** start Dataset content **

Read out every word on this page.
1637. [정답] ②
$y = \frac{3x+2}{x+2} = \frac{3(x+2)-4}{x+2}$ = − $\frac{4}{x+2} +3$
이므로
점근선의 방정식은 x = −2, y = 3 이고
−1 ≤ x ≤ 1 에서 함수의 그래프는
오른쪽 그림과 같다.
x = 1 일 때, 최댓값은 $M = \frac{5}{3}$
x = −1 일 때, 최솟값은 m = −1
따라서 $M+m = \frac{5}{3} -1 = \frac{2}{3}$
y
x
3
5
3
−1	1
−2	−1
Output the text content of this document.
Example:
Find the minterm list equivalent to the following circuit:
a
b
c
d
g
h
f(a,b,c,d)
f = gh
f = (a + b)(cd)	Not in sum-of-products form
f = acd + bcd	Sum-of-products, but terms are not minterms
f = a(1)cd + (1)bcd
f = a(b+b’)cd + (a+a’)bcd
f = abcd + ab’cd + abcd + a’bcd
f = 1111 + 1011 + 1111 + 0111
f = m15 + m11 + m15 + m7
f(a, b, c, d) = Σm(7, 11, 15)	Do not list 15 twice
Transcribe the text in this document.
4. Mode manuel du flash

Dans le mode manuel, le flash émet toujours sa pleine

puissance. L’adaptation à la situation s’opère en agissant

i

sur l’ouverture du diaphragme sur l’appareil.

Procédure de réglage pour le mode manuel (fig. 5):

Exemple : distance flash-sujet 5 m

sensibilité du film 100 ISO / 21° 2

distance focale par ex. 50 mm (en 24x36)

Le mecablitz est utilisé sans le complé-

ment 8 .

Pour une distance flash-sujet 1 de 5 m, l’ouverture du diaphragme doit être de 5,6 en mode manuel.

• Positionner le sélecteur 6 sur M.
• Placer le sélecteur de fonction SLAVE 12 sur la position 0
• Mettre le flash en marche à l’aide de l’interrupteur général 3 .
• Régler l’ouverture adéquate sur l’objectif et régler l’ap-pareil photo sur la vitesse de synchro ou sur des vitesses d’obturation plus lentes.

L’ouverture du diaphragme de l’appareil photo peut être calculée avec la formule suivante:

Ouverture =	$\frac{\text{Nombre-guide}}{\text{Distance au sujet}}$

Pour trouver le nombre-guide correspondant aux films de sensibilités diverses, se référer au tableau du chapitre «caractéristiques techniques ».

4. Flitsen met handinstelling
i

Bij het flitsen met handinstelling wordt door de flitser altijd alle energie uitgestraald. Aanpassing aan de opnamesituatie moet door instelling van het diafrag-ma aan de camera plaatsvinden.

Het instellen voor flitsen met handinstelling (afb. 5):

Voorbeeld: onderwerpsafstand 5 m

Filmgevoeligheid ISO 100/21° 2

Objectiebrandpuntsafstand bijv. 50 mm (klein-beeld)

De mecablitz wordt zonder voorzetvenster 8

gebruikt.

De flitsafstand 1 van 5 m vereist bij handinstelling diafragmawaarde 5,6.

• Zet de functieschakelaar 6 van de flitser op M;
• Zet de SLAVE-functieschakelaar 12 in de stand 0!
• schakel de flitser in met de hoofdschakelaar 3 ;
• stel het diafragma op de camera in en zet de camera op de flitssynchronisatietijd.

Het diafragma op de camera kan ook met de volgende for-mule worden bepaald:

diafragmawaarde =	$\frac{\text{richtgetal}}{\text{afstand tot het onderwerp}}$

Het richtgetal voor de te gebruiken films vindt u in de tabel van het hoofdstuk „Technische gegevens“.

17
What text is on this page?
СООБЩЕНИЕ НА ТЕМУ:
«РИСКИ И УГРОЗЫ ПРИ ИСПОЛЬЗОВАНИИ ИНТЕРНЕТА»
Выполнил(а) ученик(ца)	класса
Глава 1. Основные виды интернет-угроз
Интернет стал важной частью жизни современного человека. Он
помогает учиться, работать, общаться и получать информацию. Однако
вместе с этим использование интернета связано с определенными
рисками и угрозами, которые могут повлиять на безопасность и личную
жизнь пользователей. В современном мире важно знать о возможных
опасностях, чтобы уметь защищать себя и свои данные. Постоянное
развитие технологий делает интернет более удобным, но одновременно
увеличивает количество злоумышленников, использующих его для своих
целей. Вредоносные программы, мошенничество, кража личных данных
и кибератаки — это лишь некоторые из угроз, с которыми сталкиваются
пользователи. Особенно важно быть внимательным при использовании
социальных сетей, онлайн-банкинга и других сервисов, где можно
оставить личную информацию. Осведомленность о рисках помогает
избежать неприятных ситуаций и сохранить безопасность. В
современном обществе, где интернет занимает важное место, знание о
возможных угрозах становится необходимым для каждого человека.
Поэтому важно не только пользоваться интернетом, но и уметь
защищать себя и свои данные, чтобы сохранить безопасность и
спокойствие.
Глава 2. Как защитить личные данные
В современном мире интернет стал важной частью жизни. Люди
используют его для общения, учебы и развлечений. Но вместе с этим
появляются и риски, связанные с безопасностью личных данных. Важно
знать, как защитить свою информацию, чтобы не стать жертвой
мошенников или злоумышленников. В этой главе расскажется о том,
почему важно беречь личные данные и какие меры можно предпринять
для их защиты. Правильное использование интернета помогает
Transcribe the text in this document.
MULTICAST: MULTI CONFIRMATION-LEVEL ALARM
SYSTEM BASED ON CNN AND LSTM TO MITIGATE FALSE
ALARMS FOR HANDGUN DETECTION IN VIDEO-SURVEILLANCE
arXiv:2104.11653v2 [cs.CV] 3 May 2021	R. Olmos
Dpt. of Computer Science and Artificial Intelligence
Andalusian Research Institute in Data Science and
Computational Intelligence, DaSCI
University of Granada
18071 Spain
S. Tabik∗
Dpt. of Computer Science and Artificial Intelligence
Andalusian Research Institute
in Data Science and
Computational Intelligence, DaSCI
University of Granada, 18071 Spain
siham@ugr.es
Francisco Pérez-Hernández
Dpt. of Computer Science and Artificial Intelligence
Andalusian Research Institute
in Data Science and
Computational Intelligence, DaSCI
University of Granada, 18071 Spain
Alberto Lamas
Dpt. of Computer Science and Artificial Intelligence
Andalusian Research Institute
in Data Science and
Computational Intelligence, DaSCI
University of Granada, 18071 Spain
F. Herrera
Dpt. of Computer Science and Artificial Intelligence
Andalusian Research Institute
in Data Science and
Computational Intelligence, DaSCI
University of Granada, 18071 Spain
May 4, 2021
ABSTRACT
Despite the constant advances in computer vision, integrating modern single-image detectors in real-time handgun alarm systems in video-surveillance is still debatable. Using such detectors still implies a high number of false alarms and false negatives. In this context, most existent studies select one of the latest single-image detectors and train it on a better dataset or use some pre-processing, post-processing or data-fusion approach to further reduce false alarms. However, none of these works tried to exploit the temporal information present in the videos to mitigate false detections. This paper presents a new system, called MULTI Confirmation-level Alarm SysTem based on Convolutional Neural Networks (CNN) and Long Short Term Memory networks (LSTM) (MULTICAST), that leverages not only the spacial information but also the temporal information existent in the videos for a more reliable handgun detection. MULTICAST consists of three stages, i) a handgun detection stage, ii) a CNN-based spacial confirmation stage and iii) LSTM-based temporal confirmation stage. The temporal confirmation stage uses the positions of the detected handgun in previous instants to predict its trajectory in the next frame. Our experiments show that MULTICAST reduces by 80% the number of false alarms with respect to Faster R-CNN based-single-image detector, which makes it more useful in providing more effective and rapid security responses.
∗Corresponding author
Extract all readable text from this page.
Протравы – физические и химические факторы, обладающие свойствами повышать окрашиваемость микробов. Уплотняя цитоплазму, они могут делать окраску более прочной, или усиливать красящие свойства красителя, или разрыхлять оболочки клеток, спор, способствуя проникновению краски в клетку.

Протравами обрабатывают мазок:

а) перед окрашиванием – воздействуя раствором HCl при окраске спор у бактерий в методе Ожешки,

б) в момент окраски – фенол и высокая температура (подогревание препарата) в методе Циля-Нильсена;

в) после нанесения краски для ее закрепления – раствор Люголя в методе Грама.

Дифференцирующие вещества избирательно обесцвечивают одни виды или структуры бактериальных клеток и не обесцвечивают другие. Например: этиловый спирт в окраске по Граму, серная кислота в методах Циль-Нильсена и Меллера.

** end Dataset content **

● **Stated goal**
Copy out every line from the data above that has "могут" in it.

● **Written response**
рисками и угрозами, которые могут повлиять на безопасность и личную
Протравы – физические и химические факторы, обладающие свойствами повышать окрашиваемость микробов. Уплотняя цитоплазму, они могут делать окраску более прочной, или усиливать красящие свойства красителя, или разрыхлять оболочки клеток, спор, способствуя проникновению краски в клетку.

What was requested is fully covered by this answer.